§ **Your goal**
Repeat the entries that follow verbatim, without any of their pictures.

§ **Data rows**
┄┄┄┄┄┄

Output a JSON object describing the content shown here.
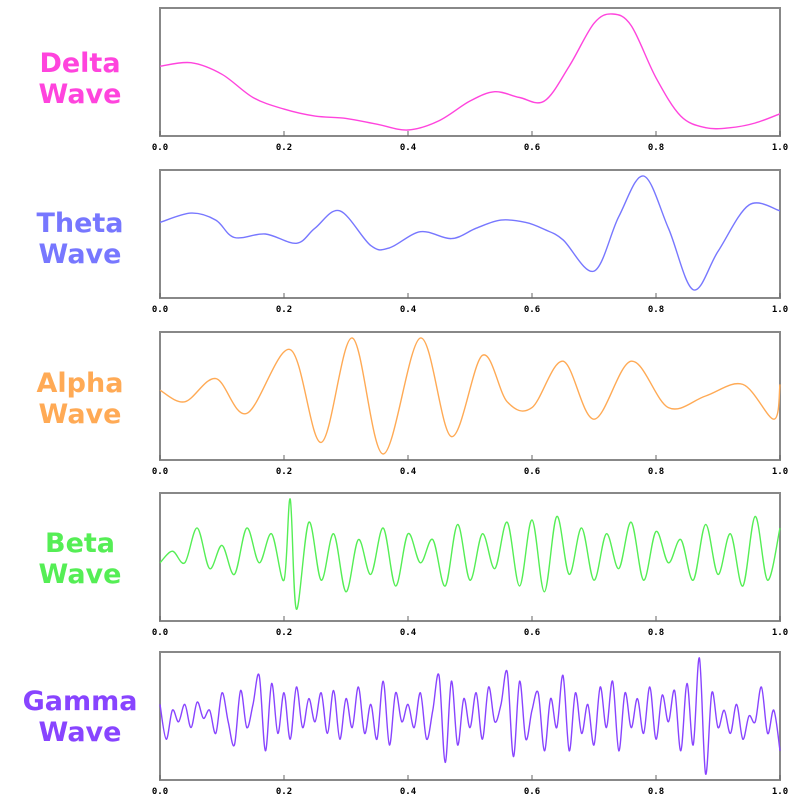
{
  "chart_data": [
    {
      "type": "line",
      "label_line1": "Delta",
      "label_line2": "Wave",
      "color": "#ff44dd",
      "xlim": [
        0.0,
        1.0
      ],
      "xticks": [
        "0.0",
        "0.2",
        "0.4",
        "0.6",
        "0.8",
        "1.0"
      ],
      "x": [
        0.0,
        0.05,
        0.1,
        0.15,
        0.2,
        0.25,
        0.3,
        0.35,
        0.4,
        0.45,
        0.5,
        0.54,
        0.58,
        0.62,
        0.66,
        0.7,
        0.73,
        0.76,
        0.8,
        0.84,
        0.88,
        0.92,
        0.96,
        1.0
      ],
      "y": [
        0.55,
        0.58,
        0.48,
        0.28,
        0.18,
        0.12,
        0.1,
        0.05,
        0.0,
        0.08,
        0.25,
        0.33,
        0.28,
        0.25,
        0.55,
        0.92,
        1.0,
        0.9,
        0.45,
        0.12,
        0.02,
        0.02,
        0.06,
        0.14
      ]
    },
    {
      "type": "line",
      "label_line1": "Theta",
      "label_line2": "Wave",
      "color": "#7777ff",
      "xlim": [
        0.0,
        1.0
      ],
      "xticks": [
        "0.0",
        "0.2",
        "0.4",
        "0.6",
        "0.8",
        "1.0"
      ],
      "x": [
        0.0,
        0.05,
        0.09,
        0.12,
        0.17,
        0.22,
        0.25,
        0.29,
        0.34,
        0.37,
        0.42,
        0.47,
        0.51,
        0.55,
        0.59,
        0.62,
        0.65,
        0.7,
        0.74,
        0.78,
        0.82,
        0.86,
        0.9,
        0.95,
        1.0
      ],
      "y": [
        0.6,
        0.68,
        0.62,
        0.47,
        0.5,
        0.42,
        0.55,
        0.7,
        0.4,
        0.38,
        0.52,
        0.46,
        0.55,
        0.62,
        0.6,
        0.54,
        0.45,
        0.18,
        0.65,
        1.0,
        0.55,
        0.02,
        0.35,
        0.75,
        0.7
      ]
    },
    {
      "type": "line",
      "label_line1": "Alpha",
      "label_line2": "Wave",
      "color": "#ffaa55",
      "xlim": [
        0.0,
        1.0
      ],
      "xticks": [
        "0.0",
        "0.2",
        "0.4",
        "0.6",
        "0.8",
        "1.0"
      ],
      "x": [
        0.0,
        0.04,
        0.09,
        0.14,
        0.21,
        0.26,
        0.31,
        0.36,
        0.42,
        0.47,
        0.52,
        0.56,
        0.6,
        0.65,
        0.7,
        0.76,
        0.82,
        0.88,
        0.94,
        0.99,
        1.0
      ],
      "y": [
        0.55,
        0.45,
        0.65,
        0.35,
        0.9,
        0.1,
        1.0,
        0.0,
        1.0,
        0.15,
        0.85,
        0.45,
        0.4,
        0.8,
        0.3,
        0.8,
        0.4,
        0.5,
        0.6,
        0.3,
        0.6
      ]
    },
    {
      "type": "line",
      "label_line1": "Beta",
      "label_line2": "Wave",
      "color": "#55ee55",
      "xlim": [
        0.0,
        1.0
      ],
      "xticks": [
        "0.0",
        "0.2",
        "0.4",
        "0.6",
        "0.8",
        "1.0"
      ],
      "x": [
        0.0,
        0.02,
        0.04,
        0.06,
        0.08,
        0.1,
        0.12,
        0.14,
        0.16,
        0.18,
        0.2,
        0.21,
        0.22,
        0.24,
        0.26,
        0.28,
        0.3,
        0.32,
        0.34,
        0.36,
        0.38,
        0.4,
        0.42,
        0.44,
        0.46,
        0.48,
        0.5,
        0.52,
        0.54,
        0.56,
        0.58,
        0.6,
        0.62,
        0.64,
        0.66,
        0.68,
        0.7,
        0.72,
        0.74,
        0.76,
        0.78,
        0.8,
        0.82,
        0.84,
        0.86,
        0.88,
        0.9,
        0.92,
        0.94,
        0.96,
        0.98,
        1.0
      ],
      "y": [
        0.45,
        0.55,
        0.45,
        0.75,
        0.4,
        0.6,
        0.35,
        0.75,
        0.45,
        0.7,
        0.3,
        1.0,
        0.05,
        0.8,
        0.3,
        0.7,
        0.2,
        0.65,
        0.35,
        0.75,
        0.25,
        0.7,
        0.45,
        0.65,
        0.25,
        0.78,
        0.3,
        0.7,
        0.4,
        0.8,
        0.25,
        0.82,
        0.2,
        0.85,
        0.35,
        0.75,
        0.3,
        0.7,
        0.4,
        0.8,
        0.3,
        0.72,
        0.45,
        0.65,
        0.3,
        0.78,
        0.35,
        0.7,
        0.25,
        0.85,
        0.3,
        0.75
      ]
    },
    {
      "type": "line",
      "label_line1": "Gamma",
      "label_line2": "Wave",
      "color": "#8844ff",
      "xlim": [
        0.0,
        1.0
      ],
      "xticks": [
        "0.0",
        "0.2",
        "0.4",
        "0.6",
        "0.8",
        "1.0"
      ],
      "x": [
        0.0,
        0.01,
        0.02,
        0.03,
        0.04,
        0.05,
        0.06,
        0.07,
        0.08,
        0.09,
        0.1,
        0.11,
        0.12,
        0.13,
        0.14,
        0.15,
        0.16,
        0.17,
        0.18,
        0.19,
        0.2,
        0.21,
        0.22,
        0.23,
        0.24,
        0.25,
        0.26,
        0.27,
        0.28,
        0.29,
        0.3,
        0.31,
        0.32,
        0.33,
        0.34,
        0.35,
        0.36,
        0.37,
        0.38,
        0.39,
        0.4,
        0.41,
        0.42,
        0.43,
        0.44,
        0.45,
        0.46,
        0.47,
        0.48,
        0.49,
        0.5,
        0.51,
        0.52,
        0.53,
        0.54,
        0.55,
        0.56,
        0.57,
        0.58,
        0.59,
        0.6,
        0.61,
        0.62,
        0.63,
        0.64,
        0.65,
        0.66,
        0.67,
        0.68,
        0.69,
        0.7,
        0.71,
        0.72,
        0.73,
        0.74,
        0.75,
        0.76,
        0.77,
        0.78,
        0.79,
        0.8,
        0.81,
        0.82,
        0.83,
        0.84,
        0.85,
        0.86,
        0.87,
        0.88,
        0.89,
        0.9,
        0.91,
        0.92,
        0.93,
        0.94,
        0.95,
        0.96,
        0.97,
        0.98,
        0.99,
        1.0
      ],
      "y": [
        0.6,
        0.3,
        0.55,
        0.45,
        0.6,
        0.4,
        0.62,
        0.48,
        0.55,
        0.35,
        0.7,
        0.45,
        0.25,
        0.72,
        0.4,
        0.6,
        0.85,
        0.2,
        0.78,
        0.35,
        0.7,
        0.3,
        0.75,
        0.4,
        0.65,
        0.45,
        0.7,
        0.35,
        0.72,
        0.3,
        0.65,
        0.4,
        0.75,
        0.35,
        0.6,
        0.3,
        0.8,
        0.25,
        0.7,
        0.45,
        0.6,
        0.4,
        0.7,
        0.3,
        0.55,
        0.85,
        0.1,
        0.8,
        0.25,
        0.65,
        0.4,
        0.7,
        0.3,
        0.75,
        0.45,
        0.6,
        0.88,
        0.15,
        0.8,
        0.3,
        0.55,
        0.7,
        0.2,
        0.65,
        0.4,
        0.85,
        0.2,
        0.7,
        0.35,
        0.6,
        0.25,
        0.75,
        0.4,
        0.8,
        0.2,
        0.7,
        0.4,
        0.65,
        0.35,
        0.75,
        0.3,
        0.68,
        0.45,
        0.72,
        0.2,
        0.78,
        0.25,
        1.0,
        0.0,
        0.7,
        0.4,
        0.55,
        0.35,
        0.6,
        0.3,
        0.5,
        0.45,
        0.75,
        0.35,
        0.55,
        0.2
      ]
    }
  ]
}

┄┄┄┄┄┄

§ **Result of the exercise**
Output a JSON object describing the content shown here.
{
  "chart_data": [
    {
      "type": "line",
      "label_line1": "Delta",
      "label_line2": "Wave",
      "color": "#ff44dd",
      "xlim": [
        0.0,
        1.0
      ],
      "xticks": [
        "0.0",
        "0.2",
        "0.4",
        "0.6",
        "0.8",
        "1.0"
      ],
      "x": [
        0.0,
        0.05,
        0.1,
        0.15,
        0.2,
        0.25,
        0.3,
        0.35,
        0.4,
        0.45,
        0.5,
        0.54,
        0.58,
        0.62,
        0.66,
        0.7,
        0.73,
        0.76,
        0.8,
        0.84,
        0.88,
        0.92,
        0.96,
        1.0
      ],
      "y": [
        0.55,
        0.58,
        0.48,
        0.28,
        0.18,
        0.12,
        0.1,
        0.05,
        0.0,
        0.08,
        0.25,
        0.33,
        0.28,
        0.25,
        0.55,
        0.92,
        1.0,
        0.9,
        0.45,
        0.12,
        0.02,
        0.02,
        0.06,
        0.14
      ]
    },
    {
      "type": "line",
      "label_line1": "Theta",
      "label_line2": "Wave",
      "color": "#7777ff",
      "xlim": [
        0.0,
        1.0
      ],
      "xticks": [
        "0.0",
        "0.2",
        "0.4",
        "0.6",
        "0.8",
        "1.0"
      ],
      "x": [
        0.0,
        0.05,
        0.09,
        0.12,
        0.17,
        0.22,
        0.25,
        0.29,
        0.34,
        0.37,
        0.42,
        0.47,
        0.51,
        0.55,
        0.59,
        0.62,
        0.65,
        0.7,
        0.74,
        0.78,
        0.82,
        0.86,
        0.9,
        0.95,
        1.0
      ],
      "y": [
        0.6,
        0.68,
        0.62,
        0.47,
        0.5,
        0.42,
        0.55,
        0.7,
        0.4,
        0.38,
        0.52,
        0.46,
        0.55,
        0.62,
        0.6,
        0.54,
        0.45,
        0.18,
        0.65,
        1.0,
        0.55,
        0.02,
        0.35,
        0.75,
        0.7
      ]
    },
    {
      "type": "line",
      "label_line1": "Alpha",
      "label_line2": "Wave",
      "color": "#ffaa55",
      "xlim": [
        0.0,
        1.0
      ],
      "xticks": [
        "0.0",
        "0.2",
        "0.4",
        "0.6",
        "0.8",
        "1.0"
      ],
      "x": [
        0.0,
        0.04,
        0.09,
        0.14,
        0.21,
        0.26,
        0.31,
        0.36,
        0.42,
        0.47,
        0.52,
        0.56,
        0.6,
        0.65,
        0.7,
        0.76,
        0.82,
        0.88,
        0.94,
        0.99,
        1.0
      ],
      "y": [
        0.55,
        0.45,
        0.65,
        0.35,
        0.9,
        0.1,
        1.0,
        0.0,
        1.0,
        0.15,
        0.85,
        0.45,
        0.4,
        0.8,
        0.3,
        0.8,
        0.4,
        0.5,
        0.6,
        0.3,
        0.6
      ]
    },
    {
      "type": "line",
      "label_line1": "Beta",
      "label_line2": "Wave",
      "color": "#55ee55",
      "xlim": [
        0.0,
        1.0
      ],
      "xticks": [
        "0.0",
        "0.2",
        "0.4",
        "0.6",
        "0.8",
        "1.0"
      ],
      "x": [
        0.0,
        0.02,
        0.04,
        0.06,
        0.08,
        0.1,
        0.12,
        0.14,
        0.16,
        0.18,
        0.2,
        0.21,
        0.22,
        0.24,
        0.26,
        0.28,
        0.3,
        0.32,
        0.34,
        0.36,
        0.38,
        0.4,
        0.42,
        0.44,
        0.46,
        0.48,
        0.5,
        0.52,
        0.54,
        0.56,
        0.58,
        0.6,
        0.62,
        0.64,
        0.66,
        0.68,
        0.7,
        0.72,
        0.74,
        0.76,
        0.78,
        0.8,
        0.82,
        0.84,
        0.86,
        0.88,
        0.9,
        0.92,
        0.94,
        0.96,
        0.98,
        1.0
      ],
      "y": [
        0.45,
        0.55,
        0.45,
        0.75,
        0.4,
        0.6,
        0.35,
        0.75,
        0.45,
        0.7,
        0.3,
        1.0,
        0.05,
        0.8,
        0.3,
        0.7,
        0.2,
        0.65,
        0.35,
        0.75,
        0.25,
        0.7,
        0.45,
        0.65,
        0.25,
        0.78,
        0.3,
        0.7,
        0.4,
        0.8,
        0.25,
        0.82,
        0.2,
        0.85,
        0.35,
        0.75,
        0.3,
        0.7,
        0.4,
        0.8,
        0.3,
        0.72,
        0.45,
        0.65,
        0.3,
        0.78,
        0.35,
        0.7,
        0.25,
        0.85,
        0.3,
        0.75
      ]
    },
    {
      "type": "line",
      "label_line1": "Gamma",
      "label_line2": "Wave",
      "color": "#8844ff",
      "xlim": [
        0.0,
        1.0
      ],
      "xticks": [
        "0.0",
        "0.2",
        "0.4",
        "0.6",
        "0.8",
        "1.0"
      ],
      "x": [
        0.0,
        0.01,
        0.02,
        0.03,
        0.04,
        0.05,
        0.06,
        0.07,
        0.08,
        0.09,
        0.1,
        0.11,
        0.12,
        0.13,
        0.14,
        0.15,
        0.16,
        0.17,
        0.18,
        0.19,
        0.2,
        0.21,
        0.22,
        0.23,
        0.24,
        0.25,
        0.26,
        0.27,
        0.28,
        0.29,
        0.3,
        0.31,
        0.32,
        0.33,
        0.34,
        0.35,
        0.36,
        0.37,
        0.38,
        0.39,
        0.4,
        0.41,
        0.42,
        0.43,
        0.44,
        0.45,
        0.46,
        0.47,
        0.48,
        0.49,
        0.5,
        0.51,
        0.52,
        0.53,
        0.54,
        0.55,
        0.56,
        0.57,
        0.58,
        0.59,
        0.6,
        0.61,
        0.62,
        0.63,
        0.64,
        0.65,
        0.66,
        0.67,
        0.68,
        0.69,
        0.7,
        0.71,
        0.72,
        0.73,
        0.74,
        0.75,
        0.76,
        0.77,
        0.78,
        0.79,
        0.8,
        0.81,
        0.82,
        0.83,
        0.84,
        0.85,
        0.86,
        0.87,
        0.88,
        0.89,
        0.9,
        0.91,
        0.92,
        0.93,
        0.94,
        0.95,
        0.96,
        0.97,
        0.98,
        0.99,
        1.0
      ],
      "y": [
        0.6,
        0.3,
        0.55,
        0.45,
        0.6,
        0.4,
        0.62,
        0.48,
        0.55,
        0.35,
        0.7,
        0.45,
        0.25,
        0.72,
        0.4,
        0.6,
        0.85,
        0.2,
        0.78,
        0.35,
        0.7,
        0.3,
        0.75,
        0.4,
        0.65,
        0.45,
        0.7,
        0.35,
        0.72,
        0.3,
        0.65,
        0.4,
        0.75,
        0.35,
        0.6,
        0.3,
        0.8,
        0.25,
        0.7,
        0.45,
        0.6,
        0.4,
        0.7,
        0.3,
        0.55,
        0.85,
        0.1,
        0.8,
        0.25,
        0.65,
        0.4,
        0.7,
        0.3,
        0.75,
        0.45,
        0.6,
        0.88,
        0.15,
        0.8,
        0.3,
        0.55,
        0.7,
        0.2,
        0.65,
        0.4,
        0.85,
        0.2,
        0.7,
        0.35,
        0.6,
        0.25,
        0.75,
        0.4,
        0.8,
        0.2,
        0.7,
        0.4,
        0.65,
        0.35,
        0.75,
        0.3,
        0.68,
        0.45,
        0.72,
        0.2,
        0.78,
        0.25,
        1.0,
        0.0,
        0.7,
        0.4,
        0.55,
        0.35,
        0.6,
        0.3,
        0.5,
        0.45,
        0.75,
        0.35,
        0.55,
        0.2
      ]
    }
  ]
}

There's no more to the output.